--- Records shown ---

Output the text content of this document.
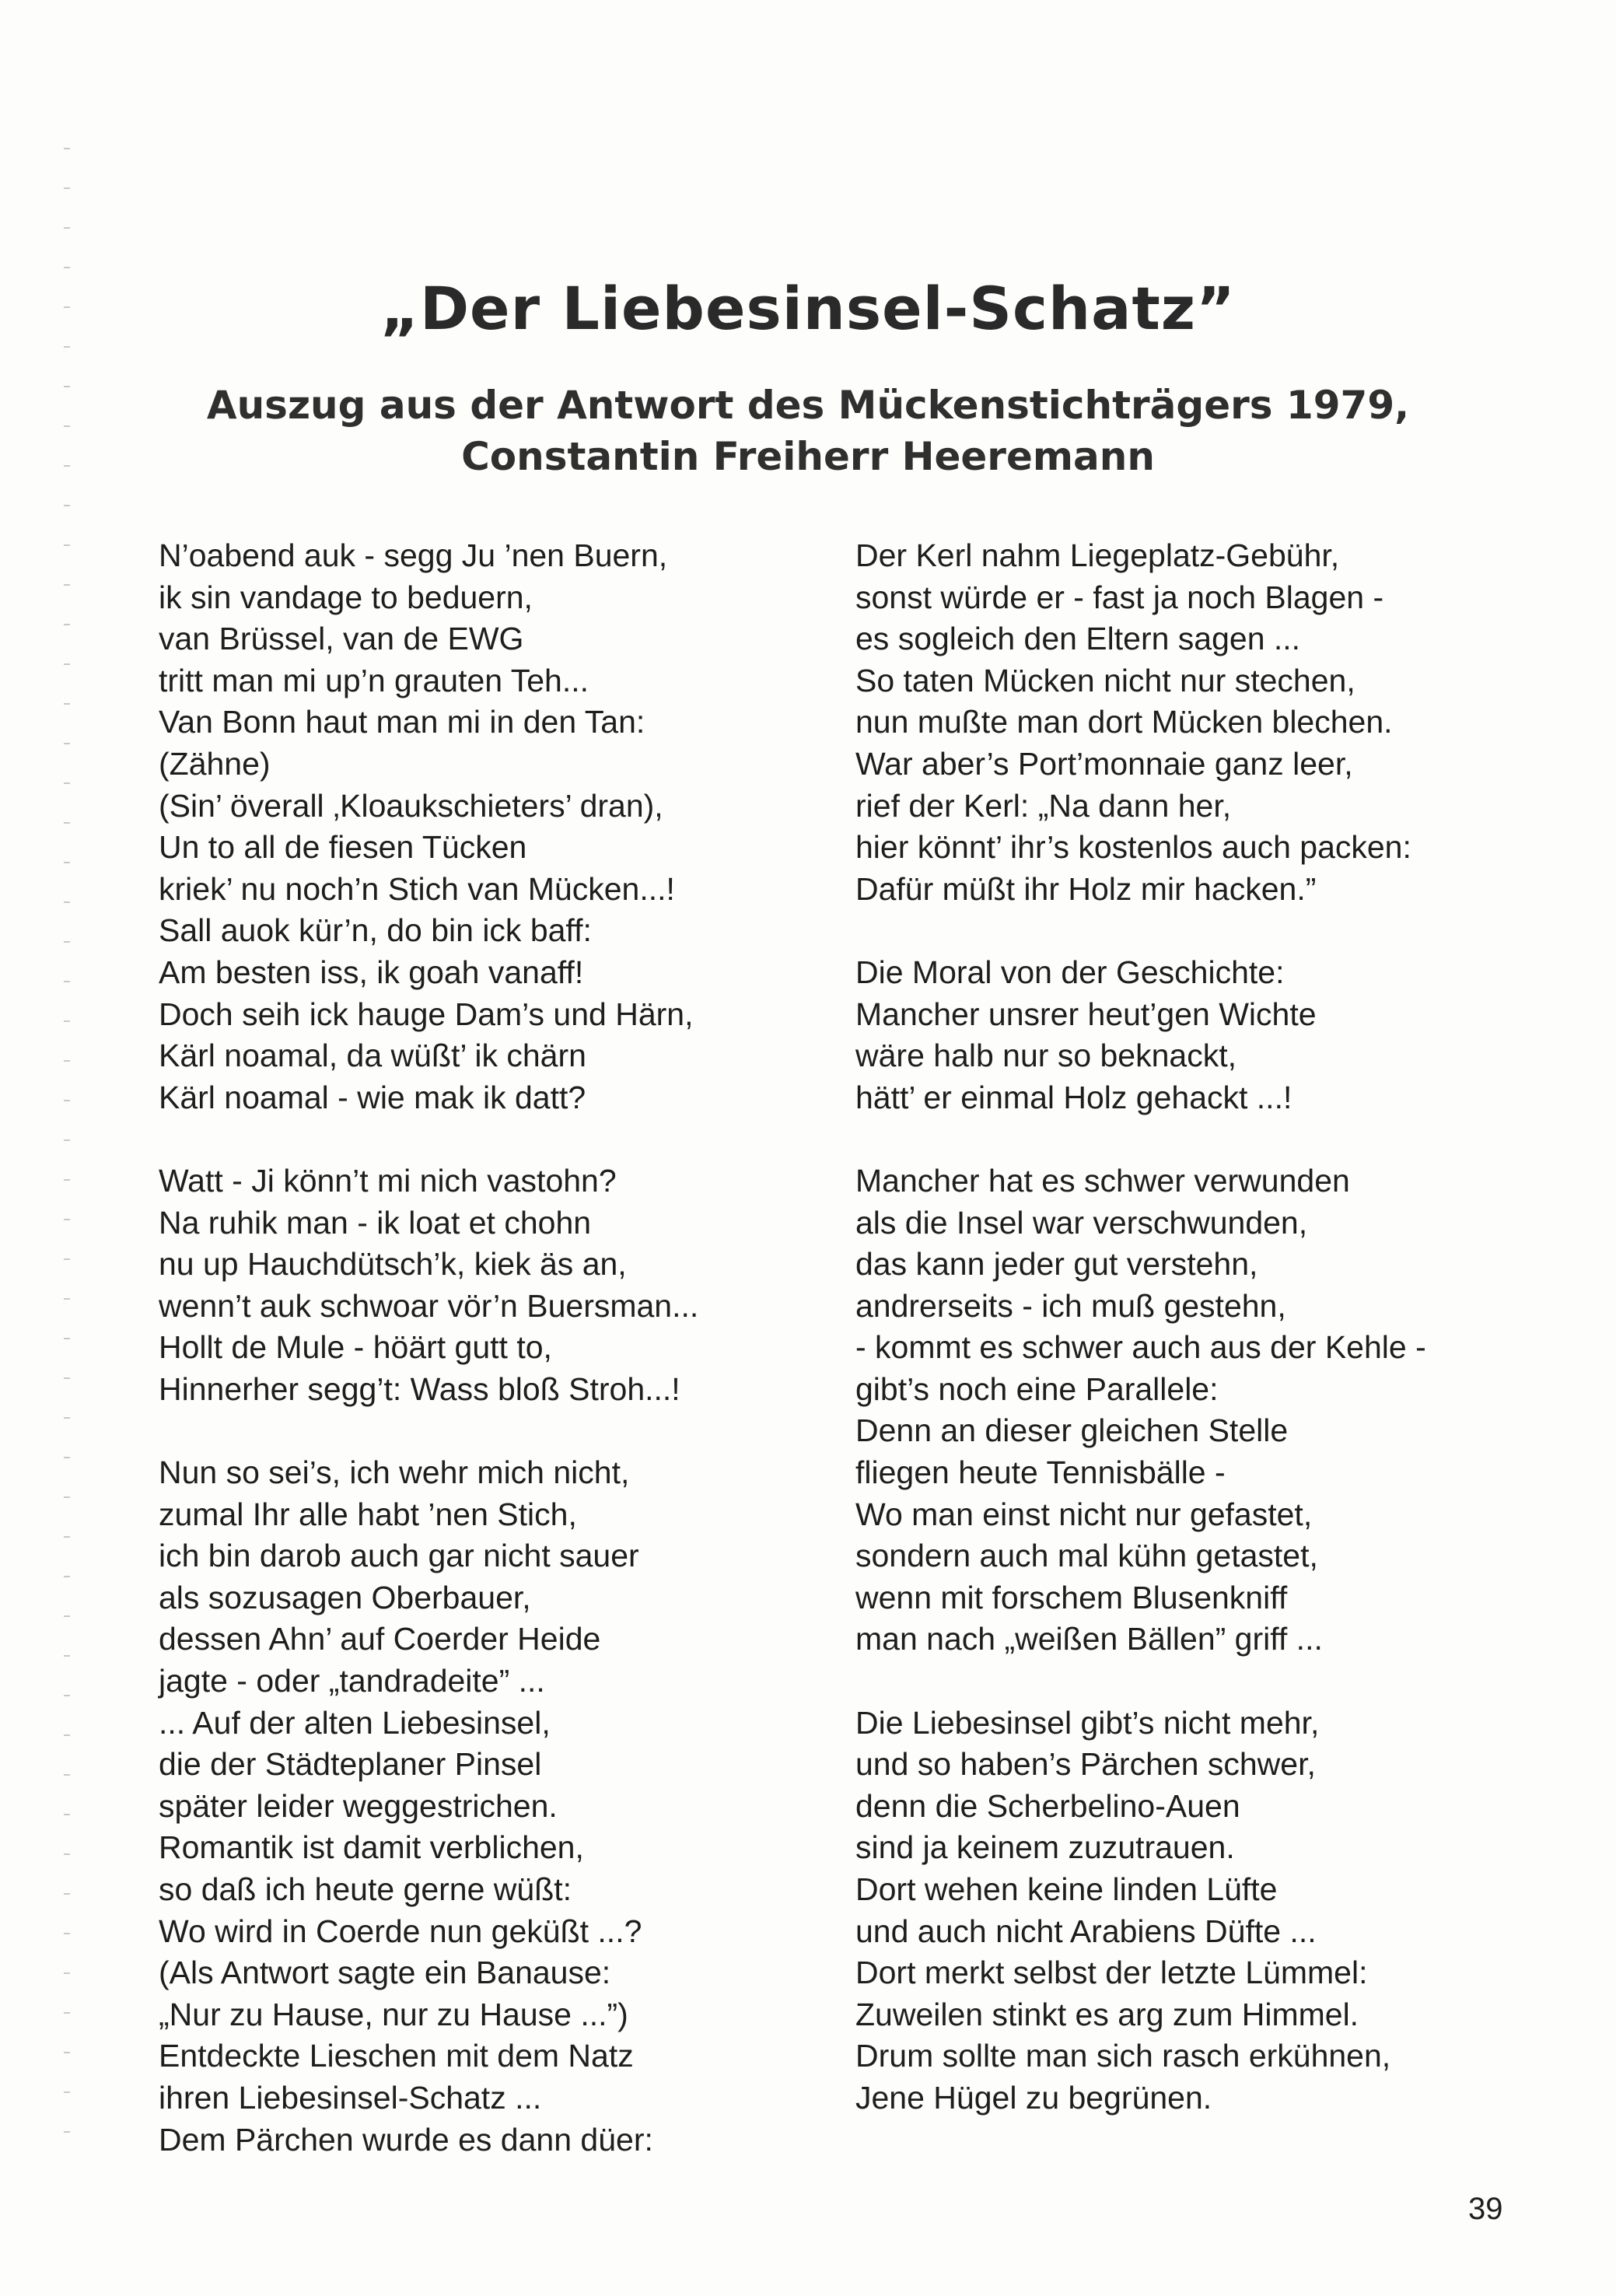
„Der Liebesinsel-Schatz”
Auszug aus der Antwort des Mückenstichträgers 1979,
Constantin Freiherr Heeremann
N’oabend auk - segg Ju ’nen Buern,
ik sin vandage to beduern,
van Brüssel, van de EWG
tritt man mi up’n grauten Teh...
Van Bonn haut man mi in den Tan:
(Zähne)
(Sin’ överall ‚Kloaukschieters’ dran),
Un to all de fiesen Tücken
kriek’ nu noch’n Stich van Mücken...!
Sall auok kür’n, do bin ick baff:
Am besten iss, ik goah vanaff!
Doch seih ick hauge Dam’s und Härn,
Kärl noamal, da wüßt’ ik chärn
Kärl noamal - wie mak ik datt?
Watt - Ji könn’t mi nich vastohn?
Na ruhik man - ik loat et chohn
nu up Hauchdütsch’k, kiek äs an,
wenn’t auk schwoar vör’n Buersman...
Hollt de Mule - höärt gutt to,
Hinnerher segg’t: Wass bloß Stroh...!
Nun so sei’s, ich wehr mich nicht,
zumal Ihr alle habt ’nen Stich,
ich bin darob auch gar nicht sauer
als sozusagen Oberbauer,
dessen Ahn’ auf Coerder Heide
jagte - oder „tandradeite” ...
... Auf der alten Liebesinsel,
die der Städteplaner Pinsel
später leider weggestrichen.
Romantik ist damit verblichen,
so daß ich heute gerne wüßt:
Wo wird in Coerde nun geküßt ...?
(Als Antwort sagte ein Banause:
„Nur zu Hause, nur zu Hause ...”)
Entdeckte Lieschen mit dem Natz
ihren Liebesinsel-Schatz ...
Dem Pärchen wurde es dann düer:
Der Kerl nahm Liegeplatz-Gebühr,
sonst würde er - fast ja noch Blagen -
es sogleich den Eltern sagen ...
So taten Mücken nicht nur stechen,
nun mußte man dort Mücken blechen.
War aber’s Port’monnaie ganz leer,
rief der Kerl: „Na dann her,
hier könnt’ ihr’s kostenlos auch packen:
Dafür müßt ihr Holz mir hacken.”
Die Moral von der Geschichte:
Mancher unsrer heut’gen Wichte
wäre halb nur so beknackt,
hätt’ er einmal Holz gehackt ...!
Mancher hat es schwer verwunden
als die Insel war verschwunden,
das kann jeder gut verstehn,
andrerseits - ich muß gestehn,
- kommt es schwer auch aus der Kehle -
gibt’s noch eine Parallele:
Denn an dieser gleichen Stelle
fliegen heute Tennisbälle -
Wo man einst nicht nur gefastet,
sondern auch mal kühn getastet,
wenn mit forschem Blusenkniff
man nach „weißen Bällen” griff ...
Die Liebesinsel gibt’s nicht mehr,
und so haben’s Pärchen schwer,
denn die Scherbelino-Auen
sind ja keinem zuzutrauen.
Dort wehen keine linden Lüfte
und auch nicht Arabiens Düfte ...
Dort merkt selbst der letzte Lümmel:
Zuweilen stinkt es arg zum Himmel.
Drum sollte man sich rasch erkühnen,
Jene Hügel zu begrünen.
39
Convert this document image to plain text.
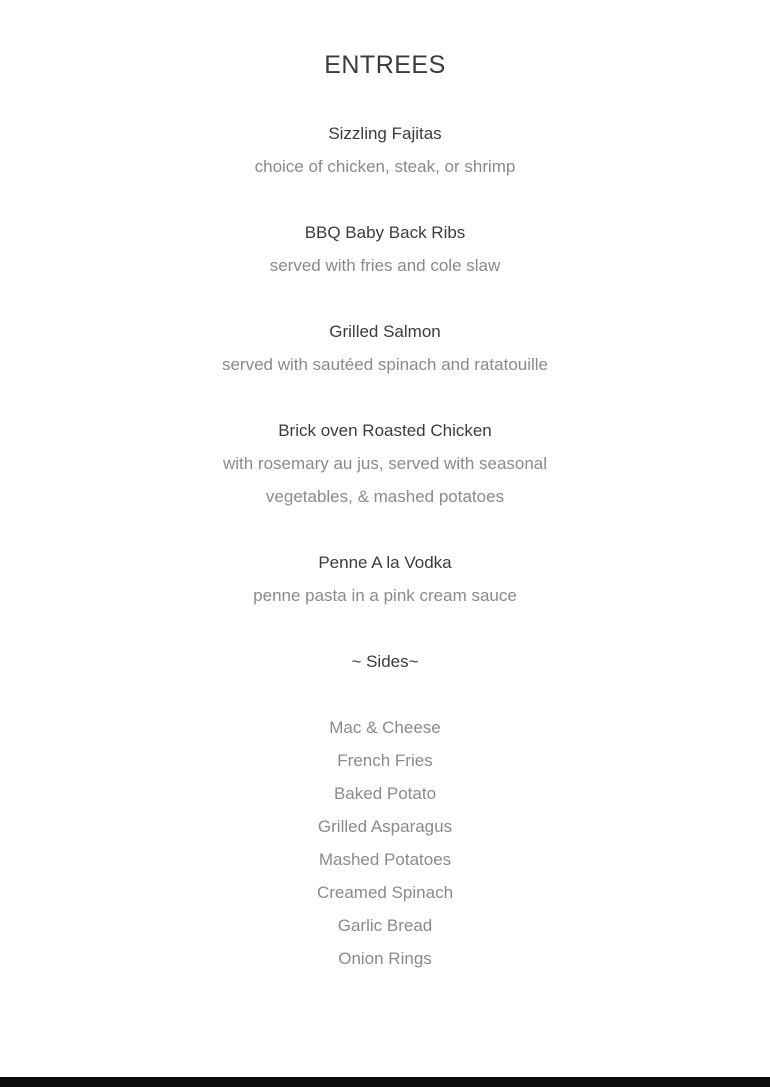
ENTREES
Sizzling Fajitas
choice of chicken, steak, or shrimp
BBQ Baby Back Ribs
served with fries and cole slaw
Grilled Salmon
served with sautéed spinach and ratatouille
Brick oven Roasted Chicken
with rosemary au jus, served with seasonal
vegetables, & mashed potatoes
Penne A la Vodka
penne pasta in a pink cream sauce
~ Sides~
Mac & Cheese
French Fries
Baked Potato
Grilled Asparagus
Mashed Potatoes
Creamed Spinach
Garlic Bread
Onion Rings
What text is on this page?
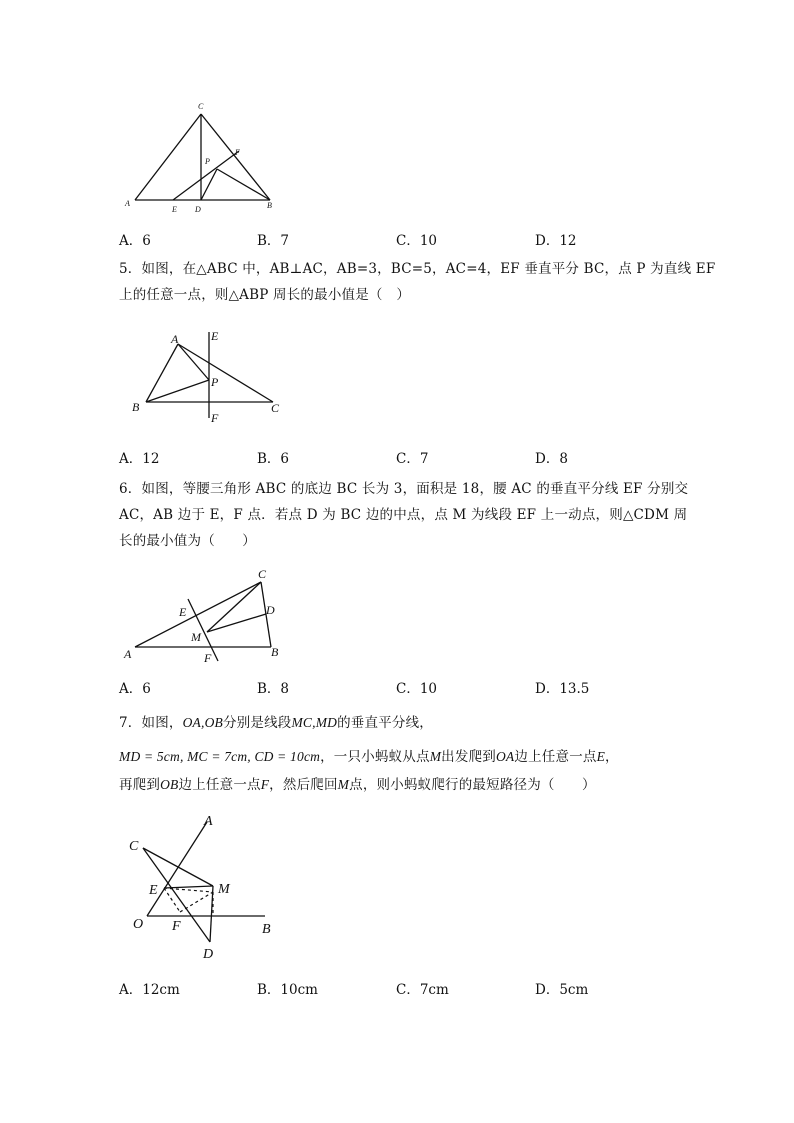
C
P
F
A
E D	B
A．6	B．7	C．10	D．12

5．如图，在△ABC 中，AB⊥AC，AB=3，BC=5，AC=4，EF 垂直平分 BC，点 P 为直线 EF

上的任意一点，则△ABP 周长的最小值是（　）

A	E
P
B
F
C
A．12	B．6	C．7	D．8

6．如图，等腰三角形 ABC 的底边 BC 长为 3，面积是 18，腰 AC 的垂直平分线 EF 分别交

AC，AB 边于 E，F 点．若点 D 为 BC 边的中点，点 M 为线段 EF 上一动点，则△CDM 周

长的最小值为（　　）

C
E	D
M
A	F	B
A．6	B．8	C．10	D．13.5

7．如图，OA,OB分别是线段MC,MD的垂直平分线，

MD = 5cm, MC = 7cm, CD = 10cm，一只小蚂蚁从点M出发爬到OA边上任意一点E，

再爬到OB边上任意一点F，然后爬回M点，则小蚂蚁爬行的最短路径为（　　）

A
C
E	M
O F	B
D
A．12cm	B．10cm	C．7cm	D．5cm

---

» **Task to carry out**
Reproduce all of the data exactly; the pictures do not belong in the copy.

» **Task result**
Output the text content of this document.
„Der Liebesinsel-Schatz”
Auszug aus der Antwort des Mückenstichträgers 1979,
Constantin Freiherr Heeremann
N’oabend auk - segg Ju ’nen Buern,
ik sin vandage to beduern,
van Brüssel, van de EWG
tritt man mi up’n grauten Teh...
Van Bonn haut man mi in den Tan:
(Zähne)
(Sin’ överall ‚Kloaukschieters’ dran),
Un to all de fiesen Tücken
kriek’ nu noch’n Stich van Mücken...!
Sall auok kür’n, do bin ick baff:
Am besten iss, ik goah vanaff!
Doch seih ick hauge Dam’s und Härn,
Kärl noamal, da wüßt’ ik chärn
Kärl noamal - wie mak ik datt?
Watt - Ji könn’t mi nich vastohn?
Na ruhik man - ik loat et chohn
nu up Hauchdütsch’k, kiek äs an,
wenn’t auk schwoar vör’n Buersman...
Hollt de Mule - höärt gutt to,
Hinnerher segg’t: Wass bloß Stroh...!
Nun so sei’s, ich wehr mich nicht,
zumal Ihr alle habt ’nen Stich,
ich bin darob auch gar nicht sauer
als sozusagen Oberbauer,
dessen Ahn’ auf Coerder Heide
jagte - oder „tandradeite” ...
... Auf der alten Liebesinsel,
die der Städteplaner Pinsel
später leider weggestrichen.
Romantik ist damit verblichen,
so daß ich heute gerne wüßt:
Wo wird in Coerde nun geküßt ...?
(Als Antwort sagte ein Banause:
„Nur zu Hause, nur zu Hause ...”)
Entdeckte Lieschen mit dem Natz
ihren Liebesinsel-Schatz ...
Dem Pärchen wurde es dann düer:
Der Kerl nahm Liegeplatz-Gebühr,
sonst würde er - fast ja noch Blagen -
es sogleich den Eltern sagen ...
So taten Mücken nicht nur stechen,
nun mußte man dort Mücken blechen.
War aber’s Port’monnaie ganz leer,
rief der Kerl: „Na dann her,
hier könnt’ ihr’s kostenlos auch packen:
Dafür müßt ihr Holz mir hacken.”
Die Moral von der Geschichte:
Mancher unsrer heut’gen Wichte
wäre halb nur so beknackt,
hätt’ er einmal Holz gehackt ...!
Mancher hat es schwer verwunden
als die Insel war verschwunden,
das kann jeder gut verstehn,
andrerseits - ich muß gestehn,
- kommt es schwer auch aus der Kehle -
gibt’s noch eine Parallele:
Denn an dieser gleichen Stelle
fliegen heute Tennisbälle -
Wo man einst nicht nur gefastet,
sondern auch mal kühn getastet,
wenn mit forschem Blusenkniff
man nach „weißen Bällen” griff ...
Die Liebesinsel gibt’s nicht mehr,
und so haben’s Pärchen schwer,
denn die Scherbelino-Auen
sind ja keinem zuzutrauen.
Dort wehen keine linden Lüfte
und auch nicht Arabiens Düfte ...
Dort merkt selbst der letzte Lümmel:
Zuweilen stinkt es arg zum Himmel.
Drum sollte man sich rasch erkühnen,
Jene Hügel zu begrünen.
39
Convert this document image to plain text.
ENTREES
Sizzling Fajitas
choice of chicken, steak, or shrimp
BBQ Baby Back Ribs
served with fries and cole slaw
Grilled Salmon
served with sautéed spinach and ratatouille
Brick oven Roasted Chicken
with rosemary au jus, served with seasonal
vegetables, & mashed potatoes
Penne A la Vodka
penne pasta in a pink cream sauce
~ Sides~
Mac & Cheese
French Fries
Baked Potato
Grilled Asparagus
Mashed Potatoes
Creamed Spinach
Garlic Bread
Onion Rings
What text is on this page?
C
P
F
A
E D	B
A．6	B．7	C．10	D．12

5．如图，在△ABC 中，AB⊥AC，AB=3，BC=5，AC=4，EF 垂直平分 BC，点 P 为直线 EF

上的任意一点，则△ABP 周长的最小值是（　）

A	E
P
B
F
C
A．12	B．6	C．7	D．8

6．如图，等腰三角形 ABC 的底边 BC 长为 3，面积是 18，腰 AC 的垂直平分线 EF 分别交

AC，AB 边于 E，F 点．若点 D 为 BC 边的中点，点 M 为线段 EF 上一动点，则△CDM 周

长的最小值为（　　）

C
E	D
M
A	F	B
A．6	B．8	C．10	D．13.5

7．如图，OA,OB分别是线段MC,MD的垂直平分线，

MD = 5cm, MC = 7cm, CD = 10cm，一只小蚂蚁从点M出发爬到OA边上任意一点E，

再爬到OB边上任意一点F，然后爬回M点，则小蚂蚁爬行的最短路径为（　　）

A
C
E	M
O F	B
D
A．12cm	B．10cm	C．7cm	D．5cm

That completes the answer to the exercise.